» **Aim of the exercise**
Print, exactly and completely, every entry in the data.
>> Begin Exercise materials
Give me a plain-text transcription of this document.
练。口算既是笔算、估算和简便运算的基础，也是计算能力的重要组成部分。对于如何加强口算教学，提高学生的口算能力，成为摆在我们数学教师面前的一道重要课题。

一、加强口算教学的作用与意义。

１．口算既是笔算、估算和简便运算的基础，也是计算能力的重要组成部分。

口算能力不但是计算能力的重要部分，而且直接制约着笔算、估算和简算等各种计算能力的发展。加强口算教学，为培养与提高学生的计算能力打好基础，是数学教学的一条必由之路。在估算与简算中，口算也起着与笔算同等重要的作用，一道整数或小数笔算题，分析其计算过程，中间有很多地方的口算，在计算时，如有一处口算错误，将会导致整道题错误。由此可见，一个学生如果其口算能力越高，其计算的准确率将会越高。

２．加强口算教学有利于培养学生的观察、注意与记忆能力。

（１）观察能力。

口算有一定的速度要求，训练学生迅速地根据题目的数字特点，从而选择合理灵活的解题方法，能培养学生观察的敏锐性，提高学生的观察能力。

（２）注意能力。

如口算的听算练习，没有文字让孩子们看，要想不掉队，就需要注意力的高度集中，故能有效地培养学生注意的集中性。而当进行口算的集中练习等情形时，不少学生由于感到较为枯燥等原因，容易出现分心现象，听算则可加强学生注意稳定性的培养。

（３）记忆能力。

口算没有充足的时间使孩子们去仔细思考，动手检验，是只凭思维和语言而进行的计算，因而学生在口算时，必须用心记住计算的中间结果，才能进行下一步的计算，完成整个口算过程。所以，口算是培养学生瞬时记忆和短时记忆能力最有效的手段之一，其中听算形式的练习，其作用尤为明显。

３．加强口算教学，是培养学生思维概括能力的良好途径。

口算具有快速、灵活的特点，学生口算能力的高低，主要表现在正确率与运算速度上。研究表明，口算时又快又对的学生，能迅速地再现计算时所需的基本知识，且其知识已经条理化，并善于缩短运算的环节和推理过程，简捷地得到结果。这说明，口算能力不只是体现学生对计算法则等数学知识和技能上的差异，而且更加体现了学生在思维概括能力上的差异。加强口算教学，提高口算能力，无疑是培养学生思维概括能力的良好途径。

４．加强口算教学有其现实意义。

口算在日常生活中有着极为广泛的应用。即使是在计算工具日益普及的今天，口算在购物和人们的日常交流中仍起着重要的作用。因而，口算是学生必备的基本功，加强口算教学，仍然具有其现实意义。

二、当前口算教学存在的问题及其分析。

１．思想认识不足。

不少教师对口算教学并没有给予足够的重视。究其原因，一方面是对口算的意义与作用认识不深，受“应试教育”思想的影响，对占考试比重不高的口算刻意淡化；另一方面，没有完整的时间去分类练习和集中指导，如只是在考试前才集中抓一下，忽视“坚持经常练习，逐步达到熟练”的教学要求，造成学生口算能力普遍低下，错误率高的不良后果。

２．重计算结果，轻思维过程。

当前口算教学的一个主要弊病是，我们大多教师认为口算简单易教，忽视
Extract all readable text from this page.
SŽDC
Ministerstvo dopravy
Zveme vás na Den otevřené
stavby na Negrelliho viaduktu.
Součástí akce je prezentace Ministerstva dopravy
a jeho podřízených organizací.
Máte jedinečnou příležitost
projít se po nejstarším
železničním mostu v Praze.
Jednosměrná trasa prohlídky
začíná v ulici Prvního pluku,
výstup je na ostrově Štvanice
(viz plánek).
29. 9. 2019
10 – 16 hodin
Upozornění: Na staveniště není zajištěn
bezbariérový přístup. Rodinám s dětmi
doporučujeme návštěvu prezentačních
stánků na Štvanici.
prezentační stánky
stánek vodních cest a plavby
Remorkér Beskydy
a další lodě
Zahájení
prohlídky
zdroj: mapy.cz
>> End Exercise materials
» **Complete answer**
Give me a plain-text transcription of this document.
练。口算既是笔算、估算和简便运算的基础，也是计算能力的重要组成部分。对于如何加强口算教学，提高学生的口算能力，成为摆在我们数学教师面前的一道重要课题。

一、加强口算教学的作用与意义。

１．口算既是笔算、估算和简便运算的基础，也是计算能力的重要组成部分。

口算能力不但是计算能力的重要部分，而且直接制约着笔算、估算和简算等各种计算能力的发展。加强口算教学，为培养与提高学生的计算能力打好基础，是数学教学的一条必由之路。在估算与简算中，口算也起着与笔算同等重要的作用，一道整数或小数笔算题，分析其计算过程，中间有很多地方的口算，在计算时，如有一处口算错误，将会导致整道题错误。由此可见，一个学生如果其口算能力越高，其计算的准确率将会越高。

２．加强口算教学有利于培养学生的观察、注意与记忆能力。

（１）观察能力。

口算有一定的速度要求，训练学生迅速地根据题目的数字特点，从而选择合理灵活的解题方法，能培养学生观察的敏锐性，提高学生的观察能力。

（２）注意能力。

如口算的听算练习，没有文字让孩子们看，要想不掉队，就需要注意力的高度集中，故能有效地培养学生注意的集中性。而当进行口算的集中练习等情形时，不少学生由于感到较为枯燥等原因，容易出现分心现象，听算则可加强学生注意稳定性的培养。

（３）记忆能力。

口算没有充足的时间使孩子们去仔细思考，动手检验，是只凭思维和语言而进行的计算，因而学生在口算时，必须用心记住计算的中间结果，才能进行下一步的计算，完成整个口算过程。所以，口算是培养学生瞬时记忆和短时记忆能力最有效的手段之一，其中听算形式的练习，其作用尤为明显。

３．加强口算教学，是培养学生思维概括能力的良好途径。

口算具有快速、灵活的特点，学生口算能力的高低，主要表现在正确率与运算速度上。研究表明，口算时又快又对的学生，能迅速地再现计算时所需的基本知识，且其知识已经条理化，并善于缩短运算的环节和推理过程，简捷地得到结果。这说明，口算能力不只是体现学生对计算法则等数学知识和技能上的差异，而且更加体现了学生在思维概括能力上的差异。加强口算教学，提高口算能力，无疑是培养学生思维概括能力的良好途径。

４．加强口算教学有其现实意义。

口算在日常生活中有着极为广泛的应用。即使是在计算工具日益普及的今天，口算在购物和人们的日常交流中仍起着重要的作用。因而，口算是学生必备的基本功，加强口算教学，仍然具有其现实意义。

二、当前口算教学存在的问题及其分析。

１．思想认识不足。

不少教师对口算教学并没有给予足够的重视。究其原因，一方面是对口算的意义与作用认识不深，受“应试教育”思想的影响，对占考试比重不高的口算刻意淡化；另一方面，没有完整的时间去分类练习和集中指导，如只是在考试前才集中抓一下，忽视“坚持经常练习，逐步达到熟练”的教学要求，造成学生口算能力普遍低下，错误率高的不良后果。

２．重计算结果，轻思维过程。

当前口算教学的一个主要弊病是，我们大多教师认为口算简单易教，忽视
Extract all readable text from this page.
SŽDC
Ministerstvo dopravy
Zveme vás na Den otevřené
stavby na Negrelliho viaduktu.
Součástí akce je prezentace Ministerstva dopravy
a jeho podřízených organizací.
Máte jedinečnou příležitost
projít se po nejstarším
železničním mostu v Praze.
Jednosměrná trasa prohlídky
začíná v ulici Prvního pluku,
výstup je na ostrově Štvanice
(viz plánek).
29. 9. 2019
10 – 16 hodin
Upozornění: Na staveniště není zajištěn
bezbariérový přístup. Rodinám s dětmi
doporučujeme návštěvu prezentačních
stánků na Štvanici.
prezentační stánky
stánek vodních cest a plavby
Remorkér Beskydy
a další lodě
Zahájení
prohlídky
zdroj: mapy.cz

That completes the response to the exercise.